**Exercise task:** Transcribe the listing exactly, leaving out every picture.
=-=-=
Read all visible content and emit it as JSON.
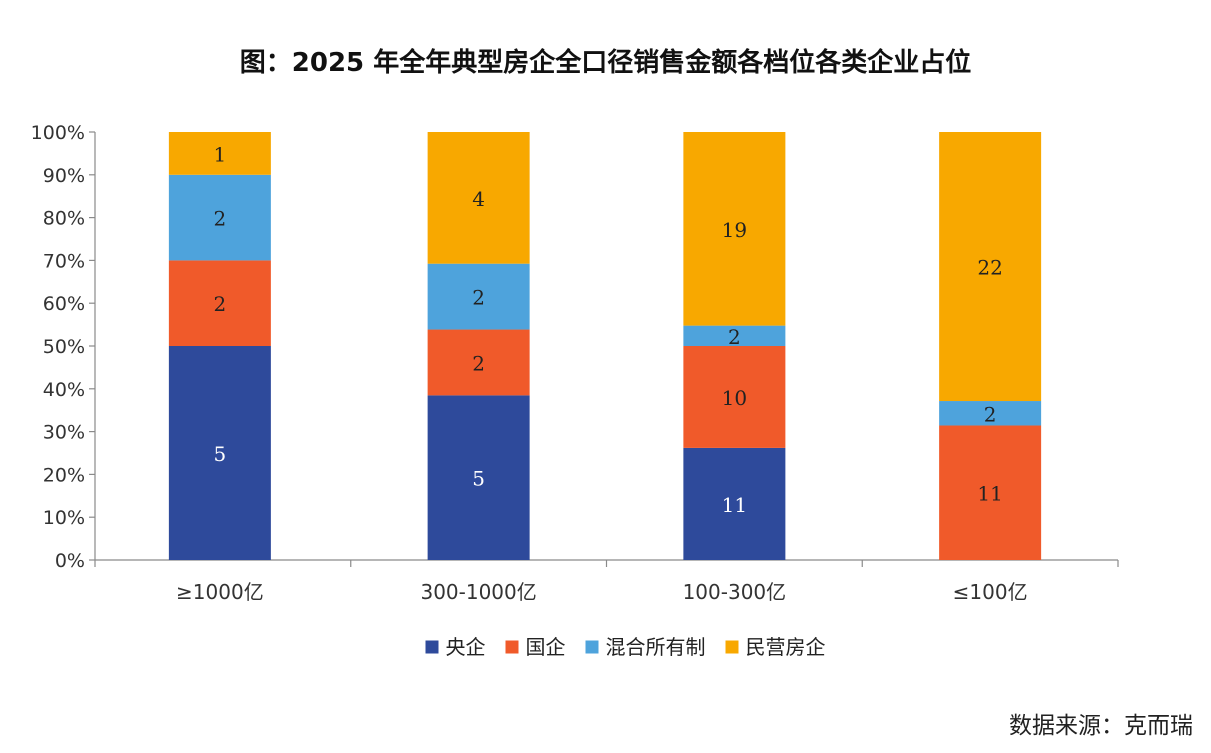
{
  "chart_data": {
    "type": "bar",
    "stacked": true,
    "percent": true,
    "title": "图：2025 年全年典型房企全口径销售金额各档位各类企业占位",
    "categories": [
      "≥1000亿",
      "300-1000亿",
      "100-300亿",
      "≤100亿"
    ],
    "series": [
      {
        "name": "央企",
        "color": "#2E4A9B",
        "counts": [
          5,
          5,
          11,
          0
        ],
        "label_color": "#ffffff"
      },
      {
        "name": "国企",
        "color": "#F05A2A",
        "counts": [
          2,
          2,
          10,
          11
        ],
        "label_color": "#222222"
      },
      {
        "name": "混合所有制",
        "color": "#4EA3DC",
        "counts": [
          2,
          2,
          2,
          2
        ],
        "label_color": "#222222"
      },
      {
        "name": "民营房企",
        "color": "#F8A800",
        "counts": [
          1,
          4,
          19,
          22
        ],
        "label_color": "#222222"
      }
    ],
    "y_ticks": [
      "0%",
      "10%",
      "20%",
      "30%",
      "40%",
      "50%",
      "60%",
      "70%",
      "80%",
      "90%",
      "100%"
    ],
    "ylim": [
      0,
      100
    ],
    "legend_position": "bottom-center"
  },
  "source": "数据来源：克而瑞"
}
=-=-=
**Answer to this exercise:**
Read all visible content and emit it as JSON.
{
  "chart_data": {
    "type": "bar",
    "stacked": true,
    "percent": true,
    "title": "图：2025 年全年典型房企全口径销售金额各档位各类企业占位",
    "categories": [
      "≥1000亿",
      "300-1000亿",
      "100-300亿",
      "≤100亿"
    ],
    "series": [
      {
        "name": "央企",
        "color": "#2E4A9B",
        "counts": [
          5,
          5,
          11,
          0
        ],
        "label_color": "#ffffff"
      },
      {
        "name": "国企",
        "color": "#F05A2A",
        "counts": [
          2,
          2,
          10,
          11
        ],
        "label_color": "#222222"
      },
      {
        "name": "混合所有制",
        "color": "#4EA3DC",
        "counts": [
          2,
          2,
          2,
          2
        ],
        "label_color": "#222222"
      },
      {
        "name": "民营房企",
        "color": "#F8A800",
        "counts": [
          1,
          4,
          19,
          22
        ],
        "label_color": "#222222"
      }
    ],
    "y_ticks": [
      "0%",
      "10%",
      "20%",
      "30%",
      "40%",
      "50%",
      "60%",
      "70%",
      "80%",
      "90%",
      "100%"
    ],
    "ylim": [
      0,
      100
    ],
    "legend_position": "bottom-center"
  },
  "source": "数据来源：克而瑞"
}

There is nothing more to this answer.